WHAT NEEDS TO BE DONE >> Your task is to copy the listing exactly. Drop any pictures from the copy.

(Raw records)
[Start]
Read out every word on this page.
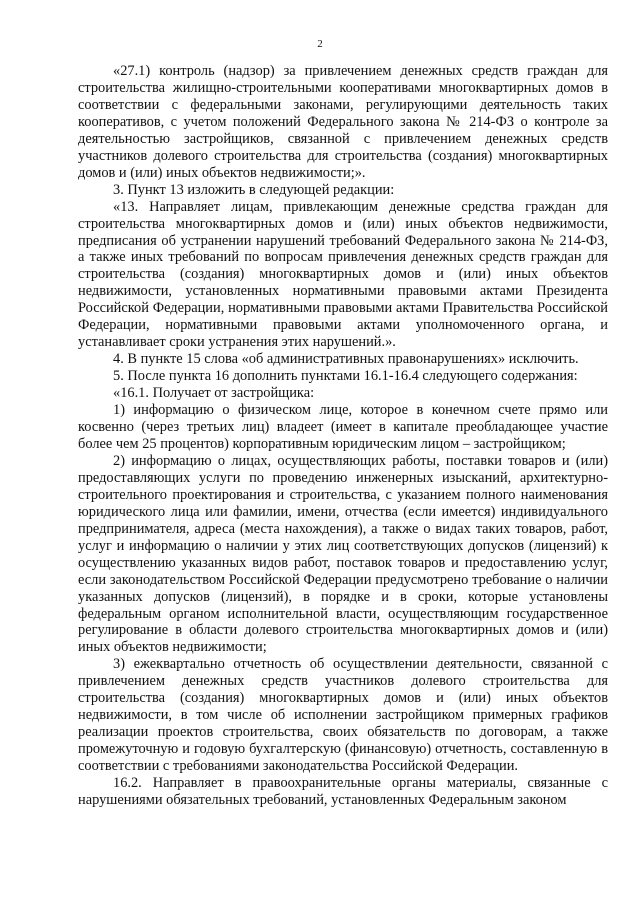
2

«27.1) контроль (надзор) за привлечением денежных средств граждан для строительства жилищно-строительными кооперативами многоквартирных домов в соответствии с федеральными законами, регулирующими деятельность таких кооперативов, с учетом положений Федерального закона № 214-ФЗ о контроле за деятельностью застройщиков, связанной с привлечением денежных средств участников долевого строительства для строительства (создания) многоквартирных домов и (или) иных объектов недвижимости;».

3. Пункт 13 изложить в следующей редакции:

«13. Направляет лицам, привлекающим денежные средства граждан для строительства многоквартирных домов и (или) иных объектов недвижимости, предписания об устранении нарушений требований Федерального закона № 214-ФЗ, а также иных требований по вопросам привлечения денежных средств граждан для строительства (создания) многоквартирных домов и (или) иных объектов недвижимости, установленных нормативными правовыми актами Президента Российской Федерации, нормативными правовыми актами Правительства Российской Федерации, нормативными правовыми актами уполномоченного органа, и устанавливает сроки устранения этих нарушений.».

4. В пункте 15 слова «об административных правонарушениях» исключить.

5. После пункта 16 дополнить пунктами 16.1-16.4 следующего содержания:

«16.1. Получает от застройщика:

1) информацию о физическом лице, которое в конечном счете прямо или косвенно (через третьих лиц) владеет (имеет в капитале преобладающее участие более чем 25 процентов) корпоративным юридическим лицом – застройщиком;

2) информацию о лицах, осуществляющих работы, поставки товаров и (или) предоставляющих услуги по проведению инженерных изысканий, архитектурно-строительного проектирования и строительства, с указанием полного наименования юридического лица или фамилии, имени, отчества (если имеется) индивидуального предпринимателя, адреса (места нахождения), а также о видах таких товаров, работ, услуг и информацию о наличии у этих лиц соответствующих допусков (лицензий) к осуществлению указанных видов работ, поставок товаров и предоставлению услуг, если законодательством Российской Федерации предусмотрено требование о наличии указанных допусков (лицензий), в порядке и в сроки, которые установлены федеральным органом исполнительной власти, осуществляющим государственное регулирование в области долевого строительства многоквартирных домов и (или) иных объектов недвижимости;

3) ежеквартально отчетность об осуществлении деятельности, связанной с привлечением денежных средств участников долевого строительства для строительства (создания) многоквартирных домов и (или) иных объектов недвижимости, в том числе об исполнении застройщиком примерных графиков реализации проектов строительства, своих обязательств по договорам, а также промежуточную и годовую бухгалтерскую (финансовую) отчетность, составленную в соответствии с требованиями законодательства Российской Федерации.

16.2. Направляет в правоохранительные органы материалы, связанные с нарушениями обязательных требований, установленных Федеральным законом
[End]
THE RESULT >>
Read out every word on this page.
2

«27.1) контроль (надзор) за привлечением денежных средств граждан для строительства жилищно-строительными кооперативами многоквартирных домов в соответствии с федеральными законами, регулирующими деятельность таких кооперативов, с учетом положений Федерального закона № 214-ФЗ о контроле за деятельностью застройщиков, связанной с привлечением денежных средств участников долевого строительства для строительства (создания) многоквартирных домов и (или) иных объектов недвижимости;».

3. Пункт 13 изложить в следующей редакции:

«13. Направляет лицам, привлекающим денежные средства граждан для строительства многоквартирных домов и (или) иных объектов недвижимости, предписания об устранении нарушений требований Федерального закона № 214-ФЗ, а также иных требований по вопросам привлечения денежных средств граждан для строительства (создания) многоквартирных домов и (или) иных объектов недвижимости, установленных нормативными правовыми актами Президента Российской Федерации, нормативными правовыми актами Правительства Российской Федерации, нормативными правовыми актами уполномоченного органа, и устанавливает сроки устранения этих нарушений.».

4. В пункте 15 слова «об административных правонарушениях» исключить.

5. После пункта 16 дополнить пунктами 16.1-16.4 следующего содержания:

«16.1. Получает от застройщика:

1) информацию о физическом лице, которое в конечном счете прямо или косвенно (через третьих лиц) владеет (имеет в капитале преобладающее участие более чем 25 процентов) корпоративным юридическим лицом – застройщиком;

2) информацию о лицах, осуществляющих работы, поставки товаров и (или) предоставляющих услуги по проведению инженерных изысканий, архитектурно-строительного проектирования и строительства, с указанием полного наименования юридического лица или фамилии, имени, отчества (если имеется) индивидуального предпринимателя, адреса (места нахождения), а также о видах таких товаров, работ, услуг и информацию о наличии у этих лиц соответствующих допусков (лицензий) к осуществлению указанных видов работ, поставок товаров и предоставлению услуг, если законодательством Российской Федерации предусмотрено требование о наличии указанных допусков (лицензий), в порядке и в сроки, которые установлены федеральным органом исполнительной власти, осуществляющим государственное регулирование в области долевого строительства многоквартирных домов и (или) иных объектов недвижимости;

3) ежеквартально отчетность об осуществлении деятельности, связанной с привлечением денежных средств участников долевого строительства для строительства (создания) многоквартирных домов и (или) иных объектов недвижимости, в том числе об исполнении застройщиком примерных графиков реализации проектов строительства, своих обязательств по договорам, а также промежуточную и годовую бухгалтерскую (финансовую) отчетность, составленную в соответствии с требованиями законодательства Российской Федерации.

16.2. Направляет в правоохранительные органы материалы, связанные с нарушениями обязательных требований, установленных Федеральным законом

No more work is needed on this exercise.